• [Problem details] Which lines below hold the word "name"? Copy all of them.

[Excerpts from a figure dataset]
§ §
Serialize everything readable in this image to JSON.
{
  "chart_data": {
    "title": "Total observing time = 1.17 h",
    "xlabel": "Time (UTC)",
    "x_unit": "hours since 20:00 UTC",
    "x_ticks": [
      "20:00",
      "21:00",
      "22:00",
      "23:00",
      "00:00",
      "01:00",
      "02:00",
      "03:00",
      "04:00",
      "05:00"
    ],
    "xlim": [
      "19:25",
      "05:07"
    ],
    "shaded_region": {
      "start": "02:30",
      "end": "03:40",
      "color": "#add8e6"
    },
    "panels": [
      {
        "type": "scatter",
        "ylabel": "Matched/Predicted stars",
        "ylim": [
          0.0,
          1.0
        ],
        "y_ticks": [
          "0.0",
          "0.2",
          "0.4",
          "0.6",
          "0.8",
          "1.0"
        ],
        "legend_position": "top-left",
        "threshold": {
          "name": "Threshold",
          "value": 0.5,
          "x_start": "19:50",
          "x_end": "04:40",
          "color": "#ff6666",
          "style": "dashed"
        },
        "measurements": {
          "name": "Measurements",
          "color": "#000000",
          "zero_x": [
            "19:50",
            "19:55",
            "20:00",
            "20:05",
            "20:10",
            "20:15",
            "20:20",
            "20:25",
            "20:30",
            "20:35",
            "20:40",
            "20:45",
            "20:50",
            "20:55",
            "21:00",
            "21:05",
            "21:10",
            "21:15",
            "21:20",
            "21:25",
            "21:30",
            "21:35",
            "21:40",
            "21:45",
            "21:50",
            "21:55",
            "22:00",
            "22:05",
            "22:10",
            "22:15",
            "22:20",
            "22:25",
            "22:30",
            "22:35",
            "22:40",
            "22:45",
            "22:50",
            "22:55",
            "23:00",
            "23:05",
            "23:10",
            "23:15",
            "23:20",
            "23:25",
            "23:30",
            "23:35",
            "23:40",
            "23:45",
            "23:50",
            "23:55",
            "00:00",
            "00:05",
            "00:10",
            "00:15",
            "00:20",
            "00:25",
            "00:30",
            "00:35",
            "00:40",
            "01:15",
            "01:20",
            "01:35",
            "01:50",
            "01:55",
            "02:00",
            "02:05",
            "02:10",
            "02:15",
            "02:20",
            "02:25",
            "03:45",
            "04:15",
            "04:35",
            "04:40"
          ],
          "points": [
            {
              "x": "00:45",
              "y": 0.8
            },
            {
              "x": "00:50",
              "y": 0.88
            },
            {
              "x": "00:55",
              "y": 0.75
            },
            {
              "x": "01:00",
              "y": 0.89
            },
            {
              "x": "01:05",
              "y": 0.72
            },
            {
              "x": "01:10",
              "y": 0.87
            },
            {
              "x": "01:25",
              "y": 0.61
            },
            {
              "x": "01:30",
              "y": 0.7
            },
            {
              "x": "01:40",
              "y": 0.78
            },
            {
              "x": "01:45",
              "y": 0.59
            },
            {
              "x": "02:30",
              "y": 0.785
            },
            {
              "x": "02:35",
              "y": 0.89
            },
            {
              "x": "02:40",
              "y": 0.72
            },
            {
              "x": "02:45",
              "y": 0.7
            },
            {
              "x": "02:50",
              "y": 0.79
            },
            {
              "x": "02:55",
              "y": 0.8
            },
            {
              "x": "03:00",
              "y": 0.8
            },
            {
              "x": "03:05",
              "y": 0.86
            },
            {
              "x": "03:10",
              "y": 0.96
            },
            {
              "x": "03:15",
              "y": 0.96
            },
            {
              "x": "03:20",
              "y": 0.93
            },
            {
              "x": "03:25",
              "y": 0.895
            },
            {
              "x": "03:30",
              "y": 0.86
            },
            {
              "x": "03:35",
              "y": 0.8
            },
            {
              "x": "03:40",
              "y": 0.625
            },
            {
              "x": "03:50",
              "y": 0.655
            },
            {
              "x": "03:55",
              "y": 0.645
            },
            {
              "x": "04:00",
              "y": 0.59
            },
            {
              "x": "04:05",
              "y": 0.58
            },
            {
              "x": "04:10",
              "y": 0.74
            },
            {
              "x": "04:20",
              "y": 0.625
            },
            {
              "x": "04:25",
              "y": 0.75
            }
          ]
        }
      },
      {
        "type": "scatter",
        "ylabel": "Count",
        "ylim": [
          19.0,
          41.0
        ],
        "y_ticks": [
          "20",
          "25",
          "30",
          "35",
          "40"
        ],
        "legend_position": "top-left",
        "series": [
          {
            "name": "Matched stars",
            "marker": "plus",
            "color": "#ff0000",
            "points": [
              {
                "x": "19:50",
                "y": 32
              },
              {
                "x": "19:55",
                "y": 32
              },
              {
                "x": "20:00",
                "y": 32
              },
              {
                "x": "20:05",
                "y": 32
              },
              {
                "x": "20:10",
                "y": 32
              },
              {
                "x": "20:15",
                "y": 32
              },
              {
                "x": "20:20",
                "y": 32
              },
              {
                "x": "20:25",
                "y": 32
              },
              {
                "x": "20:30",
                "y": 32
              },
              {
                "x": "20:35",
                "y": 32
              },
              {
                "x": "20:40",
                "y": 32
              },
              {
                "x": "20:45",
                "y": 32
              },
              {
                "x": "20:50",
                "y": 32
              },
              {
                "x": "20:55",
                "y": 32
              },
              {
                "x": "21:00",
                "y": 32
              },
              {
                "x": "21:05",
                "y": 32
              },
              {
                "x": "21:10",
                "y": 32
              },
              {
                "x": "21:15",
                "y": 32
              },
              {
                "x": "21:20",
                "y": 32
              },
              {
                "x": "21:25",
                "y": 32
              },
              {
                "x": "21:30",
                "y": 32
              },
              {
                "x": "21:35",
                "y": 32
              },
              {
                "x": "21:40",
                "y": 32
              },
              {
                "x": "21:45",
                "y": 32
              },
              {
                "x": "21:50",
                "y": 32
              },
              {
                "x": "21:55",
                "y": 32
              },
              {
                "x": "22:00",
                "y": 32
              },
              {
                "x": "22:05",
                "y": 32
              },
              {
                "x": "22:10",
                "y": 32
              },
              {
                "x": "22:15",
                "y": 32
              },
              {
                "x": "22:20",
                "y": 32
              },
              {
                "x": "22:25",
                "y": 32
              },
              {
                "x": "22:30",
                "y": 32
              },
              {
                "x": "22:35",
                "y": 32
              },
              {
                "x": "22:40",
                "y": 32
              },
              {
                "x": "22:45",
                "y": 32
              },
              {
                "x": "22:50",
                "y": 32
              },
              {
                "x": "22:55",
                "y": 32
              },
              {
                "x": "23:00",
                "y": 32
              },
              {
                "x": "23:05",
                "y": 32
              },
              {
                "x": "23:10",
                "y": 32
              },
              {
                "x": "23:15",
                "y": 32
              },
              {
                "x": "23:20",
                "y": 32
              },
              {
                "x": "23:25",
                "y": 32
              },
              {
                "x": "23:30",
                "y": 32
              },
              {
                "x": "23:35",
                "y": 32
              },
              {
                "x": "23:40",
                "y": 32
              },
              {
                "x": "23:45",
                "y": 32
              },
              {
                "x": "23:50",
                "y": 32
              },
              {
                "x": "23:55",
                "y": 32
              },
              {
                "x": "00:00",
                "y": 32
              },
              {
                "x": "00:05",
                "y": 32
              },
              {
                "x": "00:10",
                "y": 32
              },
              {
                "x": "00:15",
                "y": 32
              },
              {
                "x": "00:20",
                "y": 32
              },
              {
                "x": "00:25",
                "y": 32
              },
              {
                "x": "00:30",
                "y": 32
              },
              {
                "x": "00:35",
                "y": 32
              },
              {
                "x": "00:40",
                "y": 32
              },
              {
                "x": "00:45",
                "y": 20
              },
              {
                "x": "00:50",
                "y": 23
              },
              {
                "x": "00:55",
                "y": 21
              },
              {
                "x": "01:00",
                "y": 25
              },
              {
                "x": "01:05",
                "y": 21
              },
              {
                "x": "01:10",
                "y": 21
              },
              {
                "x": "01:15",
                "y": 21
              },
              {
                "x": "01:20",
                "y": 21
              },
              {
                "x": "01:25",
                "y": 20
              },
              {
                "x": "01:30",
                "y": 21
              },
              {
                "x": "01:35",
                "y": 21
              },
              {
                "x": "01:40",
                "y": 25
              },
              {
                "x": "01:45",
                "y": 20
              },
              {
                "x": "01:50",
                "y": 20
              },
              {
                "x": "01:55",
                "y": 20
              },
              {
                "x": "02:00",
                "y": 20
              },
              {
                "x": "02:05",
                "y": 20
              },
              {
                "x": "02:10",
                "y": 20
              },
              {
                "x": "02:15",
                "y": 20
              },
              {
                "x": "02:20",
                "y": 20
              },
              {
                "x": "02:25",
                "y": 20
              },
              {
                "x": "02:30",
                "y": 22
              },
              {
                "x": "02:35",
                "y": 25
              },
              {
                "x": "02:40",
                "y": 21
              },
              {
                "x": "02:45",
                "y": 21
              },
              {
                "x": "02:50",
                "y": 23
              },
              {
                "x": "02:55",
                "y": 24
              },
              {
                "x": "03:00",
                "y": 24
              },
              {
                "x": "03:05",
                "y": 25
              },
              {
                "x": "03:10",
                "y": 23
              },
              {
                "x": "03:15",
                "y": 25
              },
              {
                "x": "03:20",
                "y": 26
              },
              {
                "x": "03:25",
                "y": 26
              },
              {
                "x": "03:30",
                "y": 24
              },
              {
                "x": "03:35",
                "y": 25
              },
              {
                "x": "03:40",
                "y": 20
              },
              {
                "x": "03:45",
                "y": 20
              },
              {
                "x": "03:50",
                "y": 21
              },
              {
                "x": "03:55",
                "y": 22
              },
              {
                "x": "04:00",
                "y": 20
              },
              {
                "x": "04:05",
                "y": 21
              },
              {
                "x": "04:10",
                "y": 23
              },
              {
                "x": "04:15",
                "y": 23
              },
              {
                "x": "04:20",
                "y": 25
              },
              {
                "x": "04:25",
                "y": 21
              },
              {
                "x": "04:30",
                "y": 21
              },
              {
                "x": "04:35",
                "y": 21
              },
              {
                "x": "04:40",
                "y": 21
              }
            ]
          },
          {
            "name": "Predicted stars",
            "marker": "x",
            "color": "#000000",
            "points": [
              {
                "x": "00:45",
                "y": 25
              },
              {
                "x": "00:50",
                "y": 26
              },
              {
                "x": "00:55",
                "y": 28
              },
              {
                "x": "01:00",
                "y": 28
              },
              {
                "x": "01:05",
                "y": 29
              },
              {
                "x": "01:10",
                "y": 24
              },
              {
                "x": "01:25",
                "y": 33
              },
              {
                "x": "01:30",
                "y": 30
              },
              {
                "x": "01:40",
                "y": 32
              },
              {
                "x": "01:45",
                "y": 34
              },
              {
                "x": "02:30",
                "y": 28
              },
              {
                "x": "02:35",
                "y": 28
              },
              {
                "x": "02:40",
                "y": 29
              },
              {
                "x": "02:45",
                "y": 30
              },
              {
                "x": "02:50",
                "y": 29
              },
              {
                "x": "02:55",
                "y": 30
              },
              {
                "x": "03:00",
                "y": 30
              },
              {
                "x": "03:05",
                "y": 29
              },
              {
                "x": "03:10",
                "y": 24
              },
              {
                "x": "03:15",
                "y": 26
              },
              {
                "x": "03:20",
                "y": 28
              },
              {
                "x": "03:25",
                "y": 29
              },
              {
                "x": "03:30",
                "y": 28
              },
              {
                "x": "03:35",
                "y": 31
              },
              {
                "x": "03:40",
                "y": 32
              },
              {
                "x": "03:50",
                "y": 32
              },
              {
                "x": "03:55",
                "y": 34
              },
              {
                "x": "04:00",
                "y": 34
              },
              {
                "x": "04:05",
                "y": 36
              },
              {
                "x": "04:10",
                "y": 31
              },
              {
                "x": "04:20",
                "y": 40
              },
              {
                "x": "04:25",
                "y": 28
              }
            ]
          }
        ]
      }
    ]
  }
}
§ §
• [Task output]
          "name": "Threshold",
          "name": "Measurements",
            "name": "Matched stars",
            "name": "Predicted stars",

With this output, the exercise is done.